◆ Task statement ◆
Note each line of the listing that contains the string "other", and copy it.

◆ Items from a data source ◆
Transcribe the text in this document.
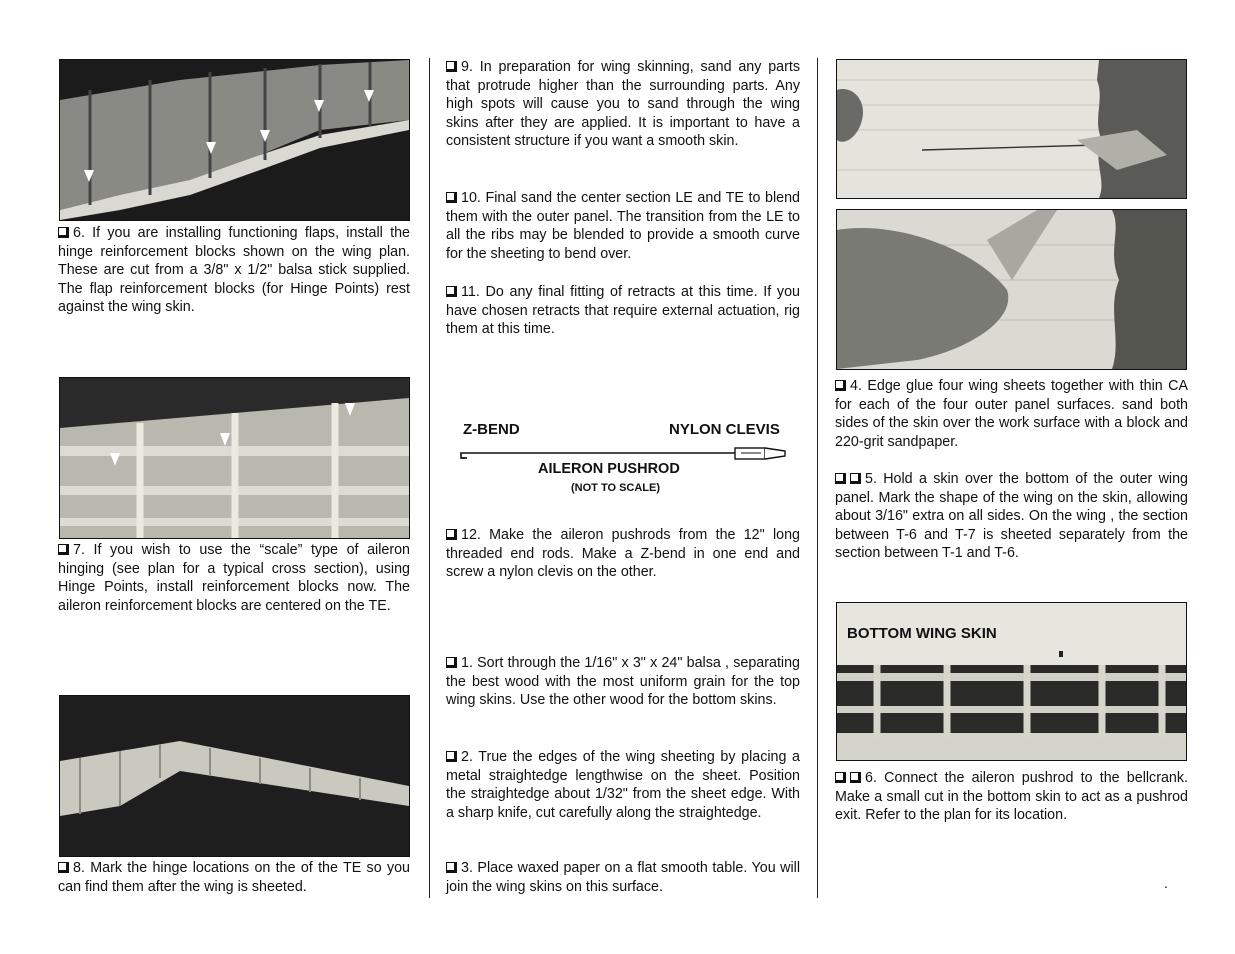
6. If you are installing functioning flaps, install the hinge reinforcement blocks shown on the wing plan. These are cut from a 3/8" x 1/2" balsa stick supplied. The flap reinforcement blocks (for Hinge Points) rest against the wing skin.

7. If you wish to use the “scale” type of aileron hinging (see plan for a typical cross section), using Hinge Points, install reinforcement blocks now. The aileron reinforcement blocks are centered on the TE.

8. Mark the hinge locations on the of the TE so you can find them after the wing is sheeted.

9. In preparation for wing skinning, sand any parts that protrude higher than the surrounding parts. Any high spots will cause you to sand through the wing skins after they are applied. It is important to have a consistent structure if you want a smooth skin.

10. Final sand the center section LE and TE to blend them with the outer panel. The transition from the LE to all the ribs may be blended to provide a smooth curve for the sheeting to bend over.

11. Do any final fitting of retracts at this time. If you have chosen retracts that require external actuation, rig them at this time.

Z-BEND	NYLON CLEVIS
AILERON PUSHROD
(NOT TO SCALE)

12. Make the aileron pushrods from the 12" long threaded end rods. Make a Z-bend in one end and screw a nylon clevis on the other.

1. Sort through the 1/16" x 3" x 24" balsa , separating the best wood with the most uniform grain for the top wing skins. Use the other wood for the bottom skins.

2. True the edges of the wing sheeting by placing a metal straightedge lengthwise on the sheet. Position the straightedge about 1/32" from the sheet edge. With a sharp knife, cut carefully along the straightedge.

3. Place waxed paper on a flat smooth table. You will join the wing skins on this surface.

4. Edge glue four wing sheets together with thin CA for each of the four outer panel surfaces. sand both sides of the skin over the work surface with a block and 220-grit sandpaper.

5. Hold a skin over the bottom of the outer wing panel. Mark the shape of the wing on the skin, allowing about 3/16" extra on all sides. On the wing , the section between T-6 and T-7 is sheeted separately from the section between T-1 and T-6.

BOTTOM WING SKIN

6. Connect the aileron pushrod to the bellcrank. Make a small cut in the bottom skin to act as a pushrod exit. Refer to the plan for its location.

.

◆ Full output ◆
12. Make the aileron pushrods from the 12" long threaded end rods. Make a Z-bend in one end and screw a nylon clevis on the other.
1. Sort through the 1/16" x 3" x 24" balsa , separating the best wood with the most uniform grain for the top wing skins. Use the other wood for the bottom skins.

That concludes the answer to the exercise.